Task prompt. Scan the data below for the string "birds". Show every line where it turns up.

# start of Source data

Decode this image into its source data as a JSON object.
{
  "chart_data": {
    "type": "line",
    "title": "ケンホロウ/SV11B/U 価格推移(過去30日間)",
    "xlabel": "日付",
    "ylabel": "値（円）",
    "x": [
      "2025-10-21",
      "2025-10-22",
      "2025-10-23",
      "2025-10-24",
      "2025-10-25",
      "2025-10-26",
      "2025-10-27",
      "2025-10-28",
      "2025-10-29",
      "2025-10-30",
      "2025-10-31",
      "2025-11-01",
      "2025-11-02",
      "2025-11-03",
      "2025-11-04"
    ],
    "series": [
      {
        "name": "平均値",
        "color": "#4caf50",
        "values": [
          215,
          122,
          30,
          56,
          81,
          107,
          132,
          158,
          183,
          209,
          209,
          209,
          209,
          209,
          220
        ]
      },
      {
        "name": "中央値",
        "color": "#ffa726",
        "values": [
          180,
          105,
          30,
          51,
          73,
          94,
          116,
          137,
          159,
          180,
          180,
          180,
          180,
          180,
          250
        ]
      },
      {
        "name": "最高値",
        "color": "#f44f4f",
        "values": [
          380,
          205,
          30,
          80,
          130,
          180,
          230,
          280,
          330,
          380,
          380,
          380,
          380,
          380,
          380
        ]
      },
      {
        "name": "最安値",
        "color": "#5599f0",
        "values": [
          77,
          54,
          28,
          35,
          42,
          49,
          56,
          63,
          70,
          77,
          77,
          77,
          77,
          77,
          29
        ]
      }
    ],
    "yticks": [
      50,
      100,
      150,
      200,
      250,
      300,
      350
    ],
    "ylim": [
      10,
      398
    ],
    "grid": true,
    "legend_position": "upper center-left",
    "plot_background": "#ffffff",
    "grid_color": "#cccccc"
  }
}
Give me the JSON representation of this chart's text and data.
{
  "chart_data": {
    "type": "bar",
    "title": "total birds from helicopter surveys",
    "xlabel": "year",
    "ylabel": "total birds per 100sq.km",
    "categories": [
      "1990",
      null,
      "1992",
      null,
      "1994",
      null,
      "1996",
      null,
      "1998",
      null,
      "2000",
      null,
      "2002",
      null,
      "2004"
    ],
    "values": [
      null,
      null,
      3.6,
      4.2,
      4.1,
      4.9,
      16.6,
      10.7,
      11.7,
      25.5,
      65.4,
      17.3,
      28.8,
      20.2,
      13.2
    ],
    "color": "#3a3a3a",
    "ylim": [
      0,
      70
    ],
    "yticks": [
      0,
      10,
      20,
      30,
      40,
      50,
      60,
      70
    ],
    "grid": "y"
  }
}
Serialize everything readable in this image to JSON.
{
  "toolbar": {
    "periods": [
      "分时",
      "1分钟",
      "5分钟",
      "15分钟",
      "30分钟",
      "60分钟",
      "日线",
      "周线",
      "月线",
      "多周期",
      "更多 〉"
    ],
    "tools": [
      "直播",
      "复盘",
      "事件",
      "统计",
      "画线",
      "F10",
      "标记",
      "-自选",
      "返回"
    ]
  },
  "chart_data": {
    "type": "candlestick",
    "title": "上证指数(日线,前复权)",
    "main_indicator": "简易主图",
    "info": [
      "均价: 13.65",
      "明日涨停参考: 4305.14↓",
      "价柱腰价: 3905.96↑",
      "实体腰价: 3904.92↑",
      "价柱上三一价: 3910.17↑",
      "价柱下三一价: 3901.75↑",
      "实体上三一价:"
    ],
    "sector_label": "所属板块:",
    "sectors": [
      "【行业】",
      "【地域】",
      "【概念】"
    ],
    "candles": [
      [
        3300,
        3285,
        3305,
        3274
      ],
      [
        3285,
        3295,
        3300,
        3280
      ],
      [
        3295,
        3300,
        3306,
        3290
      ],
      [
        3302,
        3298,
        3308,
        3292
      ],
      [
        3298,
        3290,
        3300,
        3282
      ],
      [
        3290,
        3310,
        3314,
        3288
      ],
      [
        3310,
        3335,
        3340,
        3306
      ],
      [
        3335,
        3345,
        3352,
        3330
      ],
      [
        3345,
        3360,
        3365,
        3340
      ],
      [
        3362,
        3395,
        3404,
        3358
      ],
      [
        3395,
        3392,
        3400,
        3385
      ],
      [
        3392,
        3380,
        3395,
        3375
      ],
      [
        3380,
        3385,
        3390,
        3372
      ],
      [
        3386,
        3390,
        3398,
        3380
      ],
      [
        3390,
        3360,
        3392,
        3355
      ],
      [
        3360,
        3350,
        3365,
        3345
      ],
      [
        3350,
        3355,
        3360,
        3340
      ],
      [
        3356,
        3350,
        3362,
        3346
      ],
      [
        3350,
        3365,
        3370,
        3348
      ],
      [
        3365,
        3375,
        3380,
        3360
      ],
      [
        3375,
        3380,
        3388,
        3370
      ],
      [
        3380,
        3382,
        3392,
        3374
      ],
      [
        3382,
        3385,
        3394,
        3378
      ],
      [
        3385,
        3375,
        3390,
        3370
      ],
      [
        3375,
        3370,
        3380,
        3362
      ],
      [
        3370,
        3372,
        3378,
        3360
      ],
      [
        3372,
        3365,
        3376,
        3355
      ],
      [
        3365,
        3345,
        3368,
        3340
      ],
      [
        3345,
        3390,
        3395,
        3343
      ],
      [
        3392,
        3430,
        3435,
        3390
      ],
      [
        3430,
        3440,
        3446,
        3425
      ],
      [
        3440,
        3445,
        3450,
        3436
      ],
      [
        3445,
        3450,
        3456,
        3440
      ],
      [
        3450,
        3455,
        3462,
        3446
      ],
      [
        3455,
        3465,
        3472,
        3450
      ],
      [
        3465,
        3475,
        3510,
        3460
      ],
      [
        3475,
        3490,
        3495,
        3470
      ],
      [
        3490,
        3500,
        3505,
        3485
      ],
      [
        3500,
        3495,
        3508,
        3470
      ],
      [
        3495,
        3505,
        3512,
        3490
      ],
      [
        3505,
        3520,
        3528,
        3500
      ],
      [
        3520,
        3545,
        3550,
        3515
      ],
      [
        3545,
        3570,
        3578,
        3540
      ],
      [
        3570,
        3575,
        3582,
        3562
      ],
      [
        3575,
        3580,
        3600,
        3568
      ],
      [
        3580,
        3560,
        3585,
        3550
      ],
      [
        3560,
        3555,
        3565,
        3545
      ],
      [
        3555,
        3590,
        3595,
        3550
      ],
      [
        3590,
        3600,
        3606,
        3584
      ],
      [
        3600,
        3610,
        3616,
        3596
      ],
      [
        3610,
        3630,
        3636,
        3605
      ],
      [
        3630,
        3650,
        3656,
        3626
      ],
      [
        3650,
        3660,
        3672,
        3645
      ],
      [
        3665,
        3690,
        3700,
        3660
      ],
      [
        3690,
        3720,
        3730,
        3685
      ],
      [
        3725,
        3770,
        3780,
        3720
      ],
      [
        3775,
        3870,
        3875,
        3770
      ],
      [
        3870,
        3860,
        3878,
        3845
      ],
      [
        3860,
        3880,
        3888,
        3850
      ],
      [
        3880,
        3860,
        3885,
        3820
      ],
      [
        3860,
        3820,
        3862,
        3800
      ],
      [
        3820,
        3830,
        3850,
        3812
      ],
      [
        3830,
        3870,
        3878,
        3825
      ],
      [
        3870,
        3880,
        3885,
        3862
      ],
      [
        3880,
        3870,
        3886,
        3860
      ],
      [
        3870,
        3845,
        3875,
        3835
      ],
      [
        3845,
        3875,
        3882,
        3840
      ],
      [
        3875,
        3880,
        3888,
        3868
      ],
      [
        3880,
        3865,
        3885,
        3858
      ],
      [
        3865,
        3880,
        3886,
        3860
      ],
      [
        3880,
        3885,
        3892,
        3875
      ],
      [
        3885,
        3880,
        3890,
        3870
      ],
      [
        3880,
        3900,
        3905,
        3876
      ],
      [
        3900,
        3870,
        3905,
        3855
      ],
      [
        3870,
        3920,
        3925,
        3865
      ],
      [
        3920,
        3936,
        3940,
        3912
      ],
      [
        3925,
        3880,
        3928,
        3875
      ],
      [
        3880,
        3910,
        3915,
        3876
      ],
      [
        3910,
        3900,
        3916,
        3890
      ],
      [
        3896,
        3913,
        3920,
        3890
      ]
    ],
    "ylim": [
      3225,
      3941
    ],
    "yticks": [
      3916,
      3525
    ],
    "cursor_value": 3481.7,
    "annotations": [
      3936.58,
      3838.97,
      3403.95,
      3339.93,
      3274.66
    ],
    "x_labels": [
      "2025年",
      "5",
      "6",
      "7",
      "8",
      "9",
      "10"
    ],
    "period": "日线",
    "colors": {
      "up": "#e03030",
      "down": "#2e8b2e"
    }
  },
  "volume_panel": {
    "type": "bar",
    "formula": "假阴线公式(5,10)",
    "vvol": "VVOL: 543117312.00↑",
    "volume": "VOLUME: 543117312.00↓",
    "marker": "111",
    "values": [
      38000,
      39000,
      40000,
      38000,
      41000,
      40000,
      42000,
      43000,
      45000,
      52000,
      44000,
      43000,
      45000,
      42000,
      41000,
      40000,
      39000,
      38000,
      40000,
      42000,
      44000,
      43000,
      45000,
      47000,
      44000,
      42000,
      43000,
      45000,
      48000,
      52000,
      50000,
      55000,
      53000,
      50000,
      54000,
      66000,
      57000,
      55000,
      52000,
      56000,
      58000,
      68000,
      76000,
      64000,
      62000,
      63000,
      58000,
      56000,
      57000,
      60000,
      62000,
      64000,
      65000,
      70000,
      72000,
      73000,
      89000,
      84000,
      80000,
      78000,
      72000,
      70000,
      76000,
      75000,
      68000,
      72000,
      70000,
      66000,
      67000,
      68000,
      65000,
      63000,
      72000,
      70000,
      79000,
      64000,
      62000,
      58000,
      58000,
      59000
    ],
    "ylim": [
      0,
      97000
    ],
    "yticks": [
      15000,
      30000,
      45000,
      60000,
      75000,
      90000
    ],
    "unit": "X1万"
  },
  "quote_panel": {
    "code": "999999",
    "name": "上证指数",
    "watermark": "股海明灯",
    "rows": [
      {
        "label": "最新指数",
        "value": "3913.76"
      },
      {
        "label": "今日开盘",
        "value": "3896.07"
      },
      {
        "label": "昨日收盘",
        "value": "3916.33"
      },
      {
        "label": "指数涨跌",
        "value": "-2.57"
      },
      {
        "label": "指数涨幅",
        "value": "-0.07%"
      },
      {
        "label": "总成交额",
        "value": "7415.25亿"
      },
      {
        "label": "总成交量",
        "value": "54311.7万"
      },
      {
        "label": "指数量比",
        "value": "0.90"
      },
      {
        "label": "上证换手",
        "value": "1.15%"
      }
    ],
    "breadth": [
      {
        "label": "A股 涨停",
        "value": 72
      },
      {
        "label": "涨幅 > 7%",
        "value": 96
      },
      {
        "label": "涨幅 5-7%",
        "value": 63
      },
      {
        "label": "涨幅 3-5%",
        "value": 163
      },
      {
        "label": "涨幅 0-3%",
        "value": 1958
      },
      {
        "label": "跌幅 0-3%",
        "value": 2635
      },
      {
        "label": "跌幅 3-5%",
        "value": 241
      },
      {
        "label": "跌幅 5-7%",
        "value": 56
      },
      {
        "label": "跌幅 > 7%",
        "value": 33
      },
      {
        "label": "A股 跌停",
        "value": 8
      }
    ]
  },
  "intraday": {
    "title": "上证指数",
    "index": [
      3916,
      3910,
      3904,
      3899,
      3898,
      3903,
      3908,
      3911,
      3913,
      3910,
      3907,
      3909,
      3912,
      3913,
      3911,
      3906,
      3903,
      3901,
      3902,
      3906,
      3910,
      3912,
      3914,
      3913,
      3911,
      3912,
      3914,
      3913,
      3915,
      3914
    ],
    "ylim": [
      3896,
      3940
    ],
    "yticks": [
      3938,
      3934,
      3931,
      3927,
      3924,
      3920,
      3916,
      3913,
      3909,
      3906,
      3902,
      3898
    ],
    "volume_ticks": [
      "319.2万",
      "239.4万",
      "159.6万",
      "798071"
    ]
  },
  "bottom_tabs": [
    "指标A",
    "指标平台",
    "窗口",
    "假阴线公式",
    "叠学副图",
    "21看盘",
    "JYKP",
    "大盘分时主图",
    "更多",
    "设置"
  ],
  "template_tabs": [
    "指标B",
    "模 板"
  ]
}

# end of Source data

Full response.
    "title": "total birds from helicopter surveys",
    "ylabel": "total birds per 100sq.km",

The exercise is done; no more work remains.